Ausgangstext
════════

# jME2 und 3ds



## d3rbastl3r (11. Feb 2011)

Hallo leute,

habe mal ne frage bezüglich der 3D-Modelle und deren Texturen die man aus c4d in 3ds exportiert und dann in jME2 laden kann.

Also, im anhang findet man 2 gerenderte bilder in c4d "Earth.jpg und Raumschiff.jpg" 

Dann habe ich diese 2 Objekte in 3ds exportiert und in jME2 geladen "jME.jpg"
Hier tauchen bei mir 2 Probleme auf:
1. Die textur auf dem raumschiff sieht nicht wirklich prikelnd aus
2. Polygone werden durchsichtig
`-> 2.1 Das Raumschiff ist teilweise durchsichtig
`-> 2.2 Die Erde weist auf den ersten blick rechts und links render/texturfehler auf, aber wenn ich mit dem raumschiff mich näher an diese bewege sieht man dass da die halbe kugel fählt und die textur im inneren der kugel liegt.

Habt ihr da eine idee welche einstellungen ich machen muss damit das ganze vernunftig aussieht??
Falls ihr von mir quelltextsnipsel braucht von irgendwelchen einstellungen dann fragt, will jetzt nicht den ganzen quelltext hier posten da ich dort noch rumexperementiere und das ganze sieht noch total chaotisch aus


----------



## d3rbastl3r (11. Feb 2011)

habe mal ein video aufgenommen, vielleicht kann man sich hier mehr vorstellen welche probleme ich mit dem programm habe ^^

YouTube - jME2 MyBuggs.wmv


----------



## d3rbastl3r (11. Feb 2011)

════════

Arbeitsmaterial
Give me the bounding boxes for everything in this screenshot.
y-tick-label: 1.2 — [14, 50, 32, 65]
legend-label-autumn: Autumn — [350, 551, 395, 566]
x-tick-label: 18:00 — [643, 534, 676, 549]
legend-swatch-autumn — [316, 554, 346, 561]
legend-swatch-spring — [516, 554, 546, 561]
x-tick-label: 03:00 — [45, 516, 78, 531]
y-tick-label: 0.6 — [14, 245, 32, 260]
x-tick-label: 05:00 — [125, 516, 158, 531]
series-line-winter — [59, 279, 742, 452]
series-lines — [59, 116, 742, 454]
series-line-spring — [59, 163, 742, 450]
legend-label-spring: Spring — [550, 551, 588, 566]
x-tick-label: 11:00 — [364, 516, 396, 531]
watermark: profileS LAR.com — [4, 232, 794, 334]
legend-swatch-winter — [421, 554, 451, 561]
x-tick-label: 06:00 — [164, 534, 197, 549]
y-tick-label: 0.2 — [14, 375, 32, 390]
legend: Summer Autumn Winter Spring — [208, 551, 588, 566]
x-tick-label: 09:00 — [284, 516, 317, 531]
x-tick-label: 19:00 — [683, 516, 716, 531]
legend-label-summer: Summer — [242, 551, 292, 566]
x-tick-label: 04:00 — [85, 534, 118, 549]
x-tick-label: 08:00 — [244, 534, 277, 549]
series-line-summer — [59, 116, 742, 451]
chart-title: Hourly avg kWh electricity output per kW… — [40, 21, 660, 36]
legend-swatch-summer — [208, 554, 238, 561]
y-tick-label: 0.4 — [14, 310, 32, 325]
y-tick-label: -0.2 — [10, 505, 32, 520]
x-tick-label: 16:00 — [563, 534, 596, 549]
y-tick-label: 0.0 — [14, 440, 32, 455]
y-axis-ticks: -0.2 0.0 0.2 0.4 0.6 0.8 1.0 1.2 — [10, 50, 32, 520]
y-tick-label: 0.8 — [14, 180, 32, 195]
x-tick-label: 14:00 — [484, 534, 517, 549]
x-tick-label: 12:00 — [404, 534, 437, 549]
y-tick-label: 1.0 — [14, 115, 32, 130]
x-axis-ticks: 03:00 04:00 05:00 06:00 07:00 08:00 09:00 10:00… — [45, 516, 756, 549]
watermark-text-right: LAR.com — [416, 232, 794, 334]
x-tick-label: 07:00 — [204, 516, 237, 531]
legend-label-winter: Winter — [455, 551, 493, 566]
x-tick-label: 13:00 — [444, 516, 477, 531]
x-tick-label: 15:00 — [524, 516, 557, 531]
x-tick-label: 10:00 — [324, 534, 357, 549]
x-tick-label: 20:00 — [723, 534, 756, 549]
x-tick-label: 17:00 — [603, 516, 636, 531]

════════

Aufgabe
Den Abschnitt des Ausgangstexts, der mit den Worten „Also, im anhang“ einsetzt und nach „der kugel liegt.“ endet, wortgetreu abschreiben. Das Material steht in keinem Zusammenhang mit dem Ausgangstext.

Lösung
Also, im anhang findet man 2 gerenderte bilder in c4d "Earth.jpg und Raumschiff.jpg" 

Dann habe ich diese 2 Objekte in 3ds exportiert und in jME2 geladen "jME.jpg"
Hier tauchen bei mir 2 Probleme auf:
1. Die textur auf dem raumschiff sieht nicht wirklich prikelnd aus
2. Polygone werden durchsichtig
`-> 2.1 Das Raumschiff ist teilweise durchsichtig
`-> 2.2 Die Erde weist auf den ersten blick rechts und links render/texturfehler auf, aber wenn ich mit dem raumschiff mich näher an diese bewege sieht man dass da die halbe kugel fählt und die textur im inneren der kugel liegt.